* Data provided *
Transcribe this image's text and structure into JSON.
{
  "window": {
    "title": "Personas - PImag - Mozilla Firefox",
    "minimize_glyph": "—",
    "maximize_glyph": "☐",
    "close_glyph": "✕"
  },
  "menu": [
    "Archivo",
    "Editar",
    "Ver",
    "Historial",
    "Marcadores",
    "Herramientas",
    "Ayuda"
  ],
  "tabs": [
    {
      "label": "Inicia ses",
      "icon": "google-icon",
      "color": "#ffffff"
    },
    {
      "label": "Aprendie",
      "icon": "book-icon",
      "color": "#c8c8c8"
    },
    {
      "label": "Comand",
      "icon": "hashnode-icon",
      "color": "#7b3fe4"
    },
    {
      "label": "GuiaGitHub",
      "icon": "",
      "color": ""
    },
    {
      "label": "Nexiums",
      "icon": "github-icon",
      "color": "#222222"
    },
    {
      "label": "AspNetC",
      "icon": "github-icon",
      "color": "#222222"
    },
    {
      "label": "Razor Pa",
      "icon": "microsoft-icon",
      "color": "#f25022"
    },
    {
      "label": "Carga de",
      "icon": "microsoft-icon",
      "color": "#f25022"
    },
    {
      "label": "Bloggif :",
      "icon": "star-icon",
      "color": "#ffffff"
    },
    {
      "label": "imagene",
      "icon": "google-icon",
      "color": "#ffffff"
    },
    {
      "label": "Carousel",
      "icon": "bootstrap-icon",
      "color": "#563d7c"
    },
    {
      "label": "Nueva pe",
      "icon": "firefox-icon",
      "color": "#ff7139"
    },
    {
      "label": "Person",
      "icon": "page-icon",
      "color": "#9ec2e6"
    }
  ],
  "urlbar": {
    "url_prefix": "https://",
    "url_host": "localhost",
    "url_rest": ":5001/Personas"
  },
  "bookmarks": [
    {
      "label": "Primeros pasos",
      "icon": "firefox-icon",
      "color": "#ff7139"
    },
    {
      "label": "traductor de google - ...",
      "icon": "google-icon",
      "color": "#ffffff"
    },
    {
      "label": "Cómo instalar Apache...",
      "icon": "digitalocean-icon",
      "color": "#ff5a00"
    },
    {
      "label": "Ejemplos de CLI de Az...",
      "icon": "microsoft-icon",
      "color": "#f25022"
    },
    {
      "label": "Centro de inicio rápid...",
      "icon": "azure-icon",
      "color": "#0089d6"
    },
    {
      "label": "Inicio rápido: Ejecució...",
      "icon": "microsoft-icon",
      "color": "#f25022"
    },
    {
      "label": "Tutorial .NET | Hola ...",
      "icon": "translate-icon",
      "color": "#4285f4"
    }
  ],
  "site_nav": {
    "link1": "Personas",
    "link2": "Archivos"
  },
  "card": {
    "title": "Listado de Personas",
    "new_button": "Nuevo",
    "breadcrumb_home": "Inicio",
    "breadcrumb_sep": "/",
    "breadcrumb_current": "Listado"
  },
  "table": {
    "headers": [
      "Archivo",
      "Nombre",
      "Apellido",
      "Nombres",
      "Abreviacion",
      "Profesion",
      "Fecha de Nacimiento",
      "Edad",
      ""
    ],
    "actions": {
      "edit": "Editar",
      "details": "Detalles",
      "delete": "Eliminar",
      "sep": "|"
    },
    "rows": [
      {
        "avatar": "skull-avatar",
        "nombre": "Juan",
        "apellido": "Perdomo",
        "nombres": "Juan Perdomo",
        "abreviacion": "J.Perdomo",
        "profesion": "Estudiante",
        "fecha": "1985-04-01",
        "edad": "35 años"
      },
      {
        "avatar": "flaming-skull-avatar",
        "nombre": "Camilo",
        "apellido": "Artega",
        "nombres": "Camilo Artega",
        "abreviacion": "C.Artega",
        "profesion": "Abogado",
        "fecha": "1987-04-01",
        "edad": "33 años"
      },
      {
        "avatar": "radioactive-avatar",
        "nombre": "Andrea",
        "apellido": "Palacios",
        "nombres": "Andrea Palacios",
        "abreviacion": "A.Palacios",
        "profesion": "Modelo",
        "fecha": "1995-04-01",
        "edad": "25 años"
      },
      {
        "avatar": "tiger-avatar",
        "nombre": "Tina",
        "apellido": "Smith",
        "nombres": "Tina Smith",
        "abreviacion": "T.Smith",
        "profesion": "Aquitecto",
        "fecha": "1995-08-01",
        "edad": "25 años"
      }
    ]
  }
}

* Prompt *
Each line of the material should be duplicated exactly, please.

* Written answer *
Transcribe this image's text and structure into JSON.
{
  "window": {
    "title": "Personas - PImag - Mozilla Firefox",
    "minimize_glyph": "—",
    "maximize_glyph": "☐",
    "close_glyph": "✕"
  },
  "menu": [
    "Archivo",
    "Editar",
    "Ver",
    "Historial",
    "Marcadores",
    "Herramientas",
    "Ayuda"
  ],
  "tabs": [
    {
      "label": "Inicia ses",
      "icon": "google-icon",
      "color": "#ffffff"
    },
    {
      "label": "Aprendie",
      "icon": "book-icon",
      "color": "#c8c8c8"
    },
    {
      "label": "Comand",
      "icon": "hashnode-icon",
      "color": "#7b3fe4"
    },
    {
      "label": "GuiaGitHub",
      "icon": "",
      "color": ""
    },
    {
      "label": "Nexiums",
      "icon": "github-icon",
      "color": "#222222"
    },
    {
      "label": "AspNetC",
      "icon": "github-icon",
      "color": "#222222"
    },
    {
      "label": "Razor Pa",
      "icon": "microsoft-icon",
      "color": "#f25022"
    },
    {
      "label": "Carga de",
      "icon": "microsoft-icon",
      "color": "#f25022"
    },
    {
      "label": "Bloggif :",
      "icon": "star-icon",
      "color": "#ffffff"
    },
    {
      "label": "imagene",
      "icon": "google-icon",
      "color": "#ffffff"
    },
    {
      "label": "Carousel",
      "icon": "bootstrap-icon",
      "color": "#563d7c"
    },
    {
      "label": "Nueva pe",
      "icon": "firefox-icon",
      "color": "#ff7139"
    },
    {
      "label": "Person",
      "icon": "page-icon",
      "color": "#9ec2e6"
    }
  ],
  "urlbar": {
    "url_prefix": "https://",
    "url_host": "localhost",
    "url_rest": ":5001/Personas"
  },
  "bookmarks": [
    {
      "label": "Primeros pasos",
      "icon": "firefox-icon",
      "color": "#ff7139"
    },
    {
      "label": "traductor de google - ...",
      "icon": "google-icon",
      "color": "#ffffff"
    },
    {
      "label": "Cómo instalar Apache...",
      "icon": "digitalocean-icon",
      "color": "#ff5a00"
    },
    {
      "label": "Ejemplos de CLI de Az...",
      "icon": "microsoft-icon",
      "color": "#f25022"
    },
    {
      "label": "Centro de inicio rápid...",
      "icon": "azure-icon",
      "color": "#0089d6"
    },
    {
      "label": "Inicio rápido: Ejecució...",
      "icon": "microsoft-icon",
      "color": "#f25022"
    },
    {
      "label": "Tutorial .NET | Hola ...",
      "icon": "translate-icon",
      "color": "#4285f4"
    }
  ],
  "site_nav": {
    "link1": "Personas",
    "link2": "Archivos"
  },
  "card": {
    "title": "Listado de Personas",
    "new_button": "Nuevo",
    "breadcrumb_home": "Inicio",
    "breadcrumb_sep": "/",
    "breadcrumb_current": "Listado"
  },
  "table": {
    "headers": [
      "Archivo",
      "Nombre",
      "Apellido",
      "Nombres",
      "Abreviacion",
      "Profesion",
      "Fecha de Nacimiento",
      "Edad",
      ""
    ],
    "actions": {
      "edit": "Editar",
      "details": "Detalles",
      "delete": "Eliminar",
      "sep": "|"
    },
    "rows": [
      {
        "avatar": "skull-avatar",
        "nombre": "Juan",
        "apellido": "Perdomo",
        "nombres": "Juan Perdomo",
        "abreviacion": "J.Perdomo",
        "profesion": "Estudiante",
        "fecha": "1985-04-01",
        "edad": "35 años"
      },
      {
        "avatar": "flaming-skull-avatar",
        "nombre": "Camilo",
        "apellido": "Artega",
        "nombres": "Camilo Artega",
        "abreviacion": "C.Artega",
        "profesion": "Abogado",
        "fecha": "1987-04-01",
        "edad": "33 años"
      },
      {
        "avatar": "radioactive-avatar",
        "nombre": "Andrea",
        "apellido": "Palacios",
        "nombres": "Andrea Palacios",
        "abreviacion": "A.Palacios",
        "profesion": "Modelo",
        "fecha": "1995-04-01",
        "edad": "25 años"
      },
      {
        "avatar": "tiger-avatar",
        "nombre": "Tina",
        "apellido": "Smith",
        "nombres": "Tina Smith",
        "abreviacion": "T.Smith",
        "profesion": "Aquitecto",
        "fecha": "1995-08-01",
        "edad": "25 años"
      }
    ]
  }
}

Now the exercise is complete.